►

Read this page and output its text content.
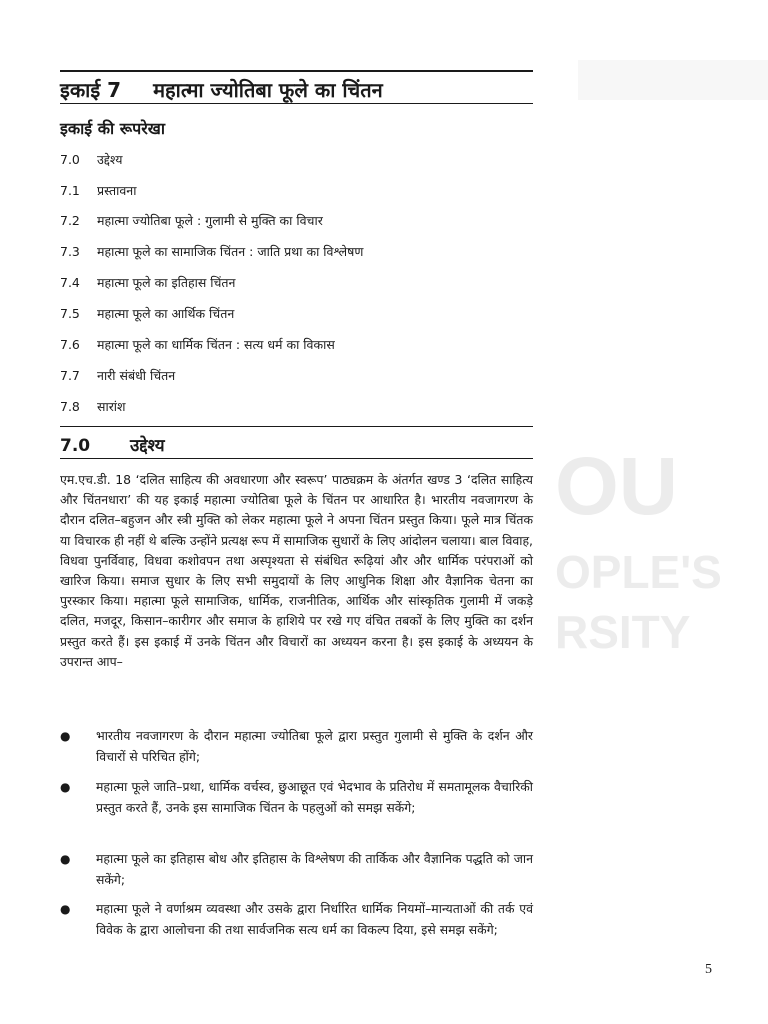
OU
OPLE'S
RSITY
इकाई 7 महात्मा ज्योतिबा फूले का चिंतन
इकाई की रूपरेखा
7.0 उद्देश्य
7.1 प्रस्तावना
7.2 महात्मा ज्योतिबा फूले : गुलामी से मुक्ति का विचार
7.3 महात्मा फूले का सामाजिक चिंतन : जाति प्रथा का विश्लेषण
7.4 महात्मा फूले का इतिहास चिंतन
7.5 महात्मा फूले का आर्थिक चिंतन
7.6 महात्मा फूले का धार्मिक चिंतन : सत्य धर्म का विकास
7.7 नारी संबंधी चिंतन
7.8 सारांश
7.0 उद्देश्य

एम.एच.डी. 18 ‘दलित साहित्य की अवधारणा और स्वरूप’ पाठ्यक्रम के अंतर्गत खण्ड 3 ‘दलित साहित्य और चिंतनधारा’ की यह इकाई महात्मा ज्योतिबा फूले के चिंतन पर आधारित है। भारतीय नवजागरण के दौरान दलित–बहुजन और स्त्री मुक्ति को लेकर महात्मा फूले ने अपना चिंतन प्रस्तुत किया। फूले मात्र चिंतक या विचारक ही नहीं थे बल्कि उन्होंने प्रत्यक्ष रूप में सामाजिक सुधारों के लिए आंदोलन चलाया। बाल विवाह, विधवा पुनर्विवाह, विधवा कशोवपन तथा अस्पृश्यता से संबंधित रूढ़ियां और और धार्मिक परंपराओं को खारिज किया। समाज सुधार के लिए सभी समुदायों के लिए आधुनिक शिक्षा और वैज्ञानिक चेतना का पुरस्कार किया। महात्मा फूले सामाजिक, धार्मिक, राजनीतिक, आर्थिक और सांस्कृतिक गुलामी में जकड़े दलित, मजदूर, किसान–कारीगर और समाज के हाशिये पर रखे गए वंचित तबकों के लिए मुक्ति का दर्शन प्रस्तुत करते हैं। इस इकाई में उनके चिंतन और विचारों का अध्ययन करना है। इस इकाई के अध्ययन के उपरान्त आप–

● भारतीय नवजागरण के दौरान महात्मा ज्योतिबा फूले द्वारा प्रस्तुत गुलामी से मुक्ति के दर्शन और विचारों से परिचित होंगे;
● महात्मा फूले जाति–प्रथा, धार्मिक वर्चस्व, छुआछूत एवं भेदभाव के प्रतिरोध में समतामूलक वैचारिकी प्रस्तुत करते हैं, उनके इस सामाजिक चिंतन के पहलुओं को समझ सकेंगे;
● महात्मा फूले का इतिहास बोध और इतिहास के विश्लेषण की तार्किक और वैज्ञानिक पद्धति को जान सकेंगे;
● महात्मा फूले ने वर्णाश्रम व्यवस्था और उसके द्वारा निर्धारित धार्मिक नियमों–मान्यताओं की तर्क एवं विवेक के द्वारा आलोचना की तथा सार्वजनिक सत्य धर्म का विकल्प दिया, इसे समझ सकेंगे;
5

◄
►

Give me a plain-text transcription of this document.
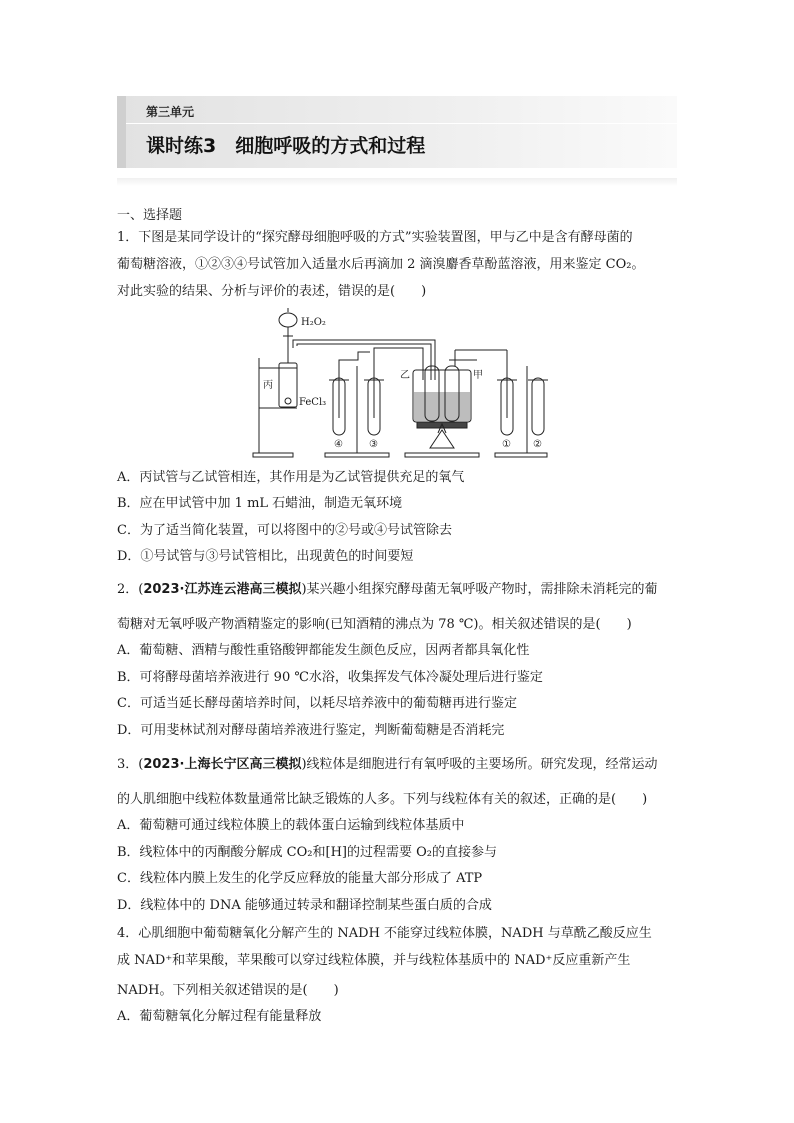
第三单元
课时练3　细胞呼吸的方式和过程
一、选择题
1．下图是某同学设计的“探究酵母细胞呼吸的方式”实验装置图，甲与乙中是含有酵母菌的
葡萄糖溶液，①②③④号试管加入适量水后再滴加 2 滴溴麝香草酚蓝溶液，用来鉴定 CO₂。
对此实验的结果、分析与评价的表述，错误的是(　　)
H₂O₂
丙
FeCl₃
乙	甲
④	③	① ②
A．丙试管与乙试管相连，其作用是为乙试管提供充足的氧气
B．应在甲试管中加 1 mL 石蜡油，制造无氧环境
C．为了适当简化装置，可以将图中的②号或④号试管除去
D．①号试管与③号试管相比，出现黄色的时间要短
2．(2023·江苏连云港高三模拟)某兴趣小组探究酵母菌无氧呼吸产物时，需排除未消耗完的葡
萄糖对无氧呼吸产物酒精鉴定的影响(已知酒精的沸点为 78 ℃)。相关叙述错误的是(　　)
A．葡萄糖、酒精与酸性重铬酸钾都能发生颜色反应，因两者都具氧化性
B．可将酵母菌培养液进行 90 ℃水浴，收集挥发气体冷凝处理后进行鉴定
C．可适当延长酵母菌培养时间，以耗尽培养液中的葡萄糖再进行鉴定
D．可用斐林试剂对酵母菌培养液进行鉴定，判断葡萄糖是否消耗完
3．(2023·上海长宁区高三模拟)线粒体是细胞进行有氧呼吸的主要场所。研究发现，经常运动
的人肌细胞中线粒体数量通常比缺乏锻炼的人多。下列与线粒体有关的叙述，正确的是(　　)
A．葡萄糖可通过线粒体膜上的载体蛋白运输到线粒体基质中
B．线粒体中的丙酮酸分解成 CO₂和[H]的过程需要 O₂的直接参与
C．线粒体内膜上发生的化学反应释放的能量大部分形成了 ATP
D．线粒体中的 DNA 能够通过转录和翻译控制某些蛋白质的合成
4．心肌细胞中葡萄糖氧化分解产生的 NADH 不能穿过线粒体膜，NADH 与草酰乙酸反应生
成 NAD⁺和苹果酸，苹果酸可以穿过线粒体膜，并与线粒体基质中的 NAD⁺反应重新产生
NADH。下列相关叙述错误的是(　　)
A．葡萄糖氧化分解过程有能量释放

◄

Required work: Count every line of the records that holds "text". State the number, nothing else.

Correct result: 2